- OBJECTIVE -
Set down the material below word for word, excluding the pictures.

- DATA LISTING -
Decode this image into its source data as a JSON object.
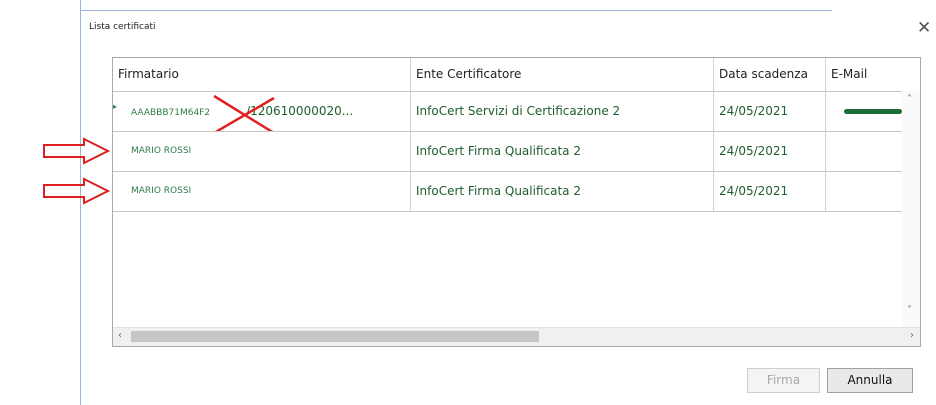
{
  "window": {
    "title": "Lista certificati",
    "close_icon": "close-icon"
  },
  "table": {
    "headers": [
      "Firmatario",
      "Ente Certificatore",
      "Data scadenza",
      "E-Mail"
    ],
    "rows": [
      {
        "firmatario": "AAABBB71M64F2",
        "firmatario_suffix": "/120610000020...",
        "ente": "InfoCert Servizi di Certificazione 2",
        "scadenza": "24/05/2021",
        "email": ""
      },
      {
        "firmatario": "MARIO ROSSI",
        "ente": "InfoCert Firma Qualificata 2",
        "scadenza": "24/05/2021",
        "email": ""
      },
      {
        "firmatario": "MARIO ROSSI",
        "ente": "InfoCert Firma Qualificata 2",
        "scadenza": "24/05/2021",
        "email": ""
      }
    ]
  },
  "buttons": {
    "firma": "Firma",
    "annulla": "Annulla"
  },
  "colors": {
    "annotation": "#e02020",
    "row_text": "#1e5e2e",
    "email_redaction": "#1f6b38"
  }
}
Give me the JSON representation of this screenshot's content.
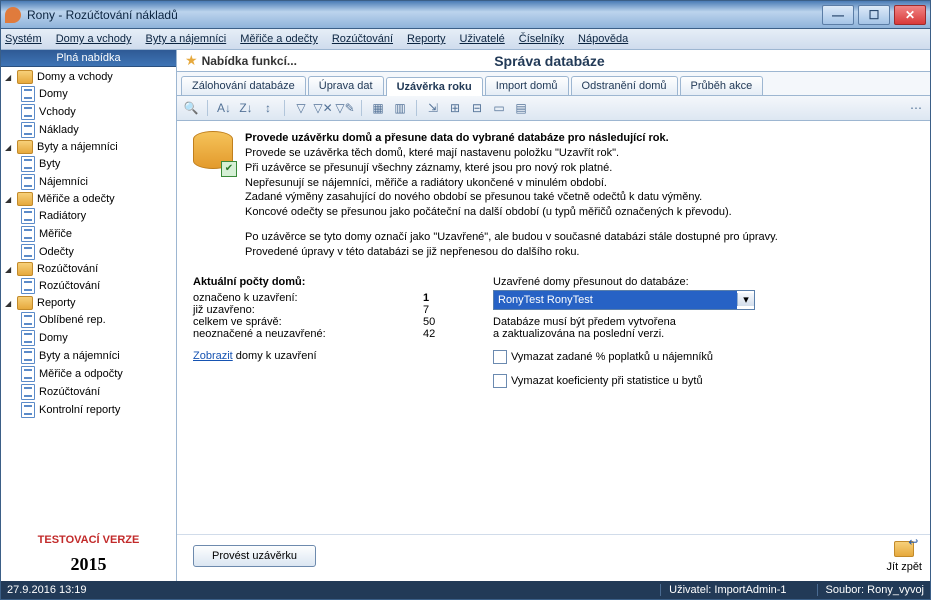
{
  "title": "Rony - Rozúčtování nákladů",
  "menu": [
    "Systém",
    "Domy a vchody",
    "Byty a nájemníci",
    "Měřiče a odečty",
    "Rozúčtování",
    "Reporty",
    "Uživatelé",
    "Číselníky",
    "Nápověda"
  ],
  "sidebar": {
    "header": "Plná nabídka",
    "groups": [
      {
        "label": "Domy a vchody",
        "items": [
          "Domy",
          "Vchody",
          "Náklady"
        ]
      },
      {
        "label": "Byty a nájemníci",
        "items": [
          "Byty",
          "Nájemníci"
        ]
      },
      {
        "label": "Měřiče a odečty",
        "items": [
          "Radiátory",
          "Měřiče",
          "Odečty"
        ]
      },
      {
        "label": "Rozúčtování",
        "items": [
          "Rozúčtování"
        ]
      },
      {
        "label": "Reporty",
        "items": [
          "Oblíbené rep.",
          "Domy",
          "Byty a nájemníci",
          "Měřiče a odpočty",
          "Rozúčtování",
          "Kontrolní reporty"
        ]
      }
    ],
    "test_label": "TESTOVACÍ VERZE",
    "year": "2015"
  },
  "header": {
    "func_label": "Nabídka funkcí...",
    "page_title": "Správa databáze"
  },
  "tabs": [
    "Zálohování databáze",
    "Úprava dat",
    "Uzávěrka roku",
    "Import domů",
    "Odstranění domů",
    "Průběh akce"
  ],
  "active_tab": 2,
  "info": {
    "heading": "Provede uzávěrku domů a přesune data do vybrané databáze pro následující rok.",
    "lines": [
      "Provede se uzávěrka těch domů, které mají nastavenu položku \"Uzavřít rok\".",
      "Při uzávěrce se přesunují všechny záznamy, které jsou pro nový rok platné.",
      "Nepřesunují se nájemníci, měřiče a radiátory ukončené v minulém období.",
      "Zadané výměny zasahující do nového období se přesunou také včetně odečtů k datu výměny.",
      "Koncové odečty se přesunou jako počáteční na další období (u typů měřičů označených k převodu)."
    ],
    "post_lines": [
      "Po uzávěrce se tyto domy označí jako \"Uzavřené\", ale budou v současné databázi stále dostupné pro úpravy.",
      "Provedené úpravy v této databázi se již nepřenesou do dalšího roku."
    ]
  },
  "stats": {
    "title": "Aktuální počty domů:",
    "rows": [
      {
        "label": "označeno k uzavření:",
        "value": "1",
        "bold": true
      },
      {
        "label": "již uzavřeno:",
        "value": "7",
        "bold": false
      },
      {
        "label": "celkem ve správě:",
        "value": "50",
        "bold": false
      },
      {
        "label": "neoznačené a neuzavřené:",
        "value": "42",
        "bold": false
      }
    ],
    "link_text": "Zobrazit",
    "link_rest": " domy k uzavření"
  },
  "right": {
    "move_label": "Uzavřené domy přesunout do databáze:",
    "combo_value": "RonyTest    RonyTest",
    "hint1": "Databáze musí být předem vytvořena",
    "hint2": "a zaktualizována na poslední verzi.",
    "check1": "Vymazat zadané % poplatků u nájemníků",
    "check2": "Vymazat koeficienty při statistice u bytů"
  },
  "actions": {
    "run": "Provést uzávěrku",
    "back": "Jít zpět"
  },
  "status": {
    "datetime": "27.9.2016  13:19",
    "user_label": "Uživatel: ",
    "user": "ImportAdmin-1",
    "file_label": "Soubor: ",
    "file": "Rony_vyvoj"
  }
}
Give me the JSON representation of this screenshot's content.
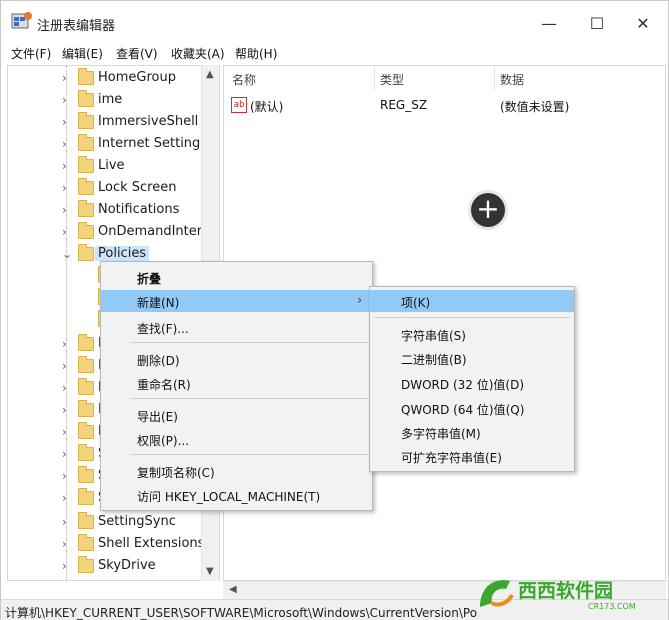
{
  "window": {
    "title": "注册表编辑器",
    "minimize_glyph": "—",
    "maximize_glyph": "☐",
    "close_glyph": "✕"
  },
  "menubar": {
    "items": [
      "文件(F)",
      "编辑(E)",
      "查看(V)",
      "收藏夹(A)",
      "帮助(H)"
    ]
  },
  "tree": {
    "items": [
      {
        "label": "HomeGroup",
        "chevron": "›"
      },
      {
        "label": "ime",
        "chevron": "›"
      },
      {
        "label": "ImmersiveShell",
        "chevron": "›"
      },
      {
        "label": "Internet Settings",
        "chevron": "›"
      },
      {
        "label": "Live",
        "chevron": "›"
      },
      {
        "label": "Lock Screen",
        "chevron": "›"
      },
      {
        "label": "Notifications",
        "chevron": "›"
      },
      {
        "label": "OnDemandInterfac",
        "chevron": "›"
      },
      {
        "label": "Policies",
        "chevron": "⌄"
      },
      {
        "label": "P",
        "chevron": "›"
      },
      {
        "label": "P",
        "chevron": "›"
      },
      {
        "label": "R",
        "chevron": "›"
      },
      {
        "label": "R",
        "chevron": "›"
      },
      {
        "label": "R",
        "chevron": "›"
      },
      {
        "label": "S",
        "chevron": "›"
      },
      {
        "label": "S",
        "chevron": "›"
      },
      {
        "label": "S",
        "chevron": "›"
      },
      {
        "label": "SettingSync",
        "chevron": "›"
      },
      {
        "label": "Shell Extensions",
        "chevron": "›"
      },
      {
        "label": "SkyDrive",
        "chevron": "›"
      }
    ],
    "selected": "Policies"
  },
  "columns": {
    "name": "名称",
    "type": "类型",
    "data": "数据"
  },
  "values": [
    {
      "icon": "ab",
      "name": "(默认)",
      "type": "REG_SZ",
      "data": "(数值未设置)"
    }
  ],
  "context_menu": {
    "items": [
      {
        "label": "折叠",
        "bold": true
      },
      {
        "label": "新建(N)",
        "submenu_arrow": "›",
        "highlighted": true
      },
      {
        "label": "查找(F)..."
      },
      {
        "label": "删除(D)"
      },
      {
        "label": "重命名(R)"
      },
      {
        "label": "导出(E)"
      },
      {
        "label": "权限(P)..."
      },
      {
        "label": "复制项名称(C)"
      },
      {
        "label": "访问 HKEY_LOCAL_MACHINE(T)"
      }
    ]
  },
  "submenu": {
    "items": [
      {
        "label": "项(K)",
        "highlighted": true
      },
      {
        "label": "字符串值(S)"
      },
      {
        "label": "二进制值(B)"
      },
      {
        "label": "DWORD (32 位)值(D)"
      },
      {
        "label": "QWORD (64 位)值(Q)"
      },
      {
        "label": "多字符串值(M)"
      },
      {
        "label": "可扩充字符串值(E)"
      }
    ]
  },
  "statusbar": {
    "path": "计算机\\HKEY_CURRENT_USER\\SOFTWARE\\Microsoft\\Windows\\CurrentVersion\\Po"
  },
  "watermark": {
    "brand": "西西软件园",
    "domain": "CR173.COM"
  },
  "colors": {
    "highlight": "#91c9f7",
    "selection": "#cce4f7",
    "folder": "#f4d47a",
    "watermark_green": "#3aa82e",
    "watermark_orange": "#f08a1c"
  }
}
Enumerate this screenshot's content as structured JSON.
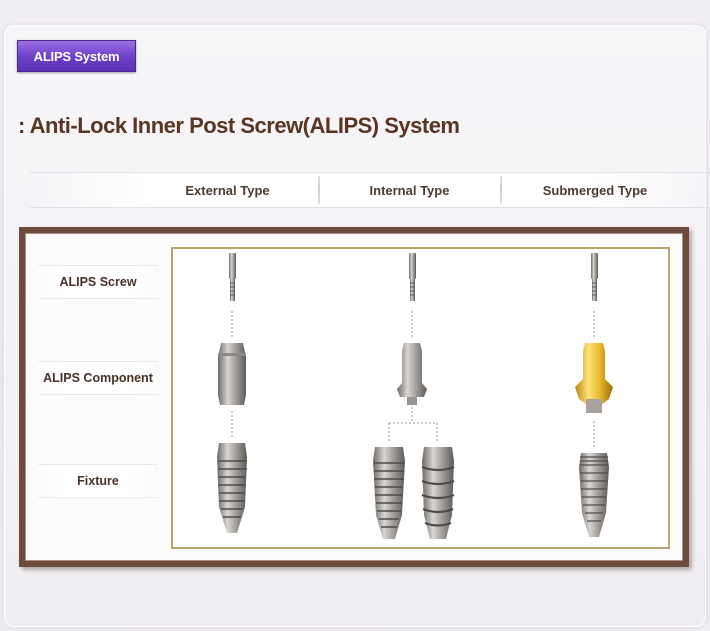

- ANSWER TO THE TASK -
Decode this image into its source data as a JSON object.
{
  "window": {
    "title": "Lista certificati",
    "close_icon": "close-icon"
  },
  "table": {
    "headers": [
      "Firmatario",
      "Ente Certificatore",
      "Data scadenza",
      "E-Mail"
    ],
    "rows": [
      {
        "firmatario": "AAABBB71M64F2",
        "firmatario_suffix": "/120610000020...",
        "ente": "InfoCert Servizi di Certificazione 2",
        "scadenza": "24/05/2021",
        "email": ""
      },
      {
        "firmatario": "MARIO ROSSI",
        "ente": "InfoCert Firma Qualificata 2",
        "scadenza": "24/05/2021",
        "email": ""
      },
      {
        "firmatario": "MARIO ROSSI",
        "ente": "InfoCert Firma Qualificata 2",
        "scadenza": "24/05/2021",
        "email": ""
      }
    ]
  },
  "buttons": {
    "firma": "Firma",
    "annulla": "Annulla"
  },
  "colors": {
    "annotation": "#e02020",
    "row_text": "#1e5e2e",
    "email_redaction": "#1f6b38"
  }
}
Give me the JSON representation of this screenshot's content.
{
  "title": "Rony - Rozúčtování nákladů",
  "menu": [
    "Systém",
    "Domy a vchody",
    "Byty a nájemníci",
    "Měřiče a odečty",
    "Rozúčtování",
    "Reporty",
    "Uživatelé",
    "Číselníky",
    "Nápověda"
  ],
  "sidebar": {
    "header": "Plná nabídka",
    "groups": [
      {
        "label": "Domy a vchody",
        "items": [
          "Domy",
          "Vchody",
          "Náklady"
        ]
      },
      {
        "label": "Byty a nájemníci",
        "items": [
          "Byty",
          "Nájemníci"
        ]
      },
      {
        "label": "Měřiče a odečty",
        "items": [
          "Radiátory",
          "Měřiče",
          "Odečty"
        ]
      },
      {
        "label": "Rozúčtování",
        "items": [
          "Rozúčtování"
        ]
      },
      {
        "label": "Reporty",
        "items": [
          "Oblíbené rep.",
          "Domy",
          "Byty a nájemníci",
          "Měřiče a odpočty",
          "Rozúčtování",
          "Kontrolní reporty"
        ]
      }
    ],
    "test_label": "TESTOVACÍ VERZE",
    "year": "2015"
  },
  "header": {
    "func_label": "Nabídka funkcí...",
    "page_title": "Správa databáze"
  },
  "tabs": [
    "Zálohování databáze",
    "Úprava dat",
    "Uzávěrka roku",
    "Import domů",
    "Odstranění domů",
    "Průběh akce"
  ],
  "active_tab": 2,
  "info": {
    "heading": "Provede uzávěrku domů a přesune data do vybrané databáze pro následující rok.",
    "lines": [
      "Provede se uzávěrka těch domů, které mají nastavenu položku \"Uzavřít rok\".",
      "Při uzávěrce se přesunují všechny záznamy, které jsou pro nový rok platné.",
      "Nepřesunují se nájemníci, měřiče a radiátory ukončené v minulém období.",
      "Zadané výměny zasahující do nového období se přesunou také včetně odečtů k datu výměny.",
      "Koncové odečty se přesunou jako počáteční na další období (u typů měřičů označených k převodu)."
    ],
    "post_lines": [
      "Po uzávěrce se tyto domy označí jako \"Uzavřené\", ale budou v současné databázi stále dostupné pro úpravy.",
      "Provedené úpravy v této databázi se již nepřenesou do dalšího roku."
    ]
  },
  "stats": {
    "title": "Aktuální počty domů:",
    "rows": [
      {
        "label": "označeno k uzavření:",
        "value": "1",
        "bold": true
      },
      {
        "label": "již uzavřeno:",
        "value": "7",
        "bold": false
      },
      {
        "label": "celkem ve správě:",
        "value": "50",
        "bold": false
      },
      {
        "label": "neoznačené a neuzavřené:",
        "value": "42",
        "bold": false
      }
    ],
    "link_text": "Zobrazit",
    "link_rest": " domy k uzavření"
  },
  "right": {
    "move_label": "Uzavřené domy přesunout do databáze:",
    "combo_value": "RonyTest    RonyTest",
    "hint1": "Databáze musí být předem vytvořena",
    "hint2": "a zaktualizována na poslední verzi.",
    "check1": "Vymazat zadané % poplatků u nájemníků",
    "check2": "Vymazat koeficienty při statistice u bytů"
  },
  "actions": {
    "run": "Provést uzávěrku",
    "back": "Jít zpět"
  },
  "status": {
    "datetime": "27.9.2016  13:19",
    "user_label": "Uživatel: ",
    "user": "ImportAdmin-1",
    "file_label": "Soubor: ",
    "file": "Rony_vyvoj"
  }
}
Give me the JSON representation of this screenshot's content.
{
  "window": {
    "title": "注册表编辑器",
    "minimize_glyph": "—",
    "maximize_glyph": "☐",
    "close_glyph": "✕"
  },
  "menubar": {
    "items": [
      "文件(F)",
      "编辑(E)",
      "查看(V)",
      "收藏夹(A)",
      "帮助(H)"
    ]
  },
  "tree": {
    "items": [
      {
        "label": "HomeGroup",
        "chevron": "›"
      },
      {
        "label": "ime",
        "chevron": "›"
      },
      {
        "label": "ImmersiveShell",
        "chevron": "›"
      },
      {
        "label": "Internet Settings",
        "chevron": "›"
      },
      {
        "label": "Live",
        "chevron": "›"
      },
      {
        "label": "Lock Screen",
        "chevron": "›"
      },
      {
        "label": "Notifications",
        "chevron": "›"
      },
      {
        "label": "OnDemandInterfac",
        "chevron": "›"
      },
      {
        "label": "Policies",
        "chevron": "⌄"
      },
      {
        "label": "P",
        "chevron": "›"
      },
      {
        "label": "P",
        "chevron": "›"
      },
      {
        "label": "R",
        "chevron": "›"
      },
      {
        "label": "R",
        "chevron": "›"
      },
      {
        "label": "R",
        "chevron": "›"
      },
      {
        "label": "S",
        "chevron": "›"
      },
      {
        "label": "S",
        "chevron": "›"
      },
      {
        "label": "S",
        "chevron": "›"
      },
      {
        "label": "SettingSync",
        "chevron": "›"
      },
      {
        "label": "Shell Extensions",
        "chevron": "›"
      },
      {
        "label": "SkyDrive",
        "chevron": "›"
      }
    ],
    "selected": "Policies"
  },
  "columns": {
    "name": "名称",
    "type": "类型",
    "data": "数据"
  },
  "values": [
    {
      "icon": "ab",
      "name": "(默认)",
      "type": "REG_SZ",
      "data": "(数值未设置)"
    }
  ],
  "context_menu": {
    "items": [
      {
        "label": "折叠",
        "bold": true
      },
      {
        "label": "新建(N)",
        "submenu_arrow": "›",
        "highlighted": true
      },
      {
        "label": "查找(F)..."
      },
      {
        "label": "删除(D)"
      },
      {
        "label": "重命名(R)"
      },
      {
        "label": "导出(E)"
      },
      {
        "label": "权限(P)..."
      },
      {
        "label": "复制项名称(C)"
      },
      {
        "label": "访问 HKEY_LOCAL_MACHINE(T)"
      }
    ]
  },
  "submenu": {
    "items": [
      {
        "label": "项(K)",
        "highlighted": true
      },
      {
        "label": "字符串值(S)"
      },
      {
        "label": "二进制值(B)"
      },
      {
        "label": "DWORD (32 位)值(D)"
      },
      {
        "label": "QWORD (64 位)值(Q)"
      },
      {
        "label": "多字符串值(M)"
      },
      {
        "label": "可扩充字符串值(E)"
      }
    ]
  },
  "statusbar": {
    "path": "计算机\\HKEY_CURRENT_USER\\SOFTWARE\\Microsoft\\Windows\\CurrentVersion\\Po"
  },
  "watermark": {
    "brand": "西西软件园",
    "domain": "CR173.COM"
  },
  "colors": {
    "highlight": "#91c9f7",
    "selection": "#cce4f7",
    "folder": "#f4d47a",
    "watermark_green": "#3aa82e",
    "watermark_orange": "#f08a1c"
  }
}
Enumerate this screenshot's content as structured JSON.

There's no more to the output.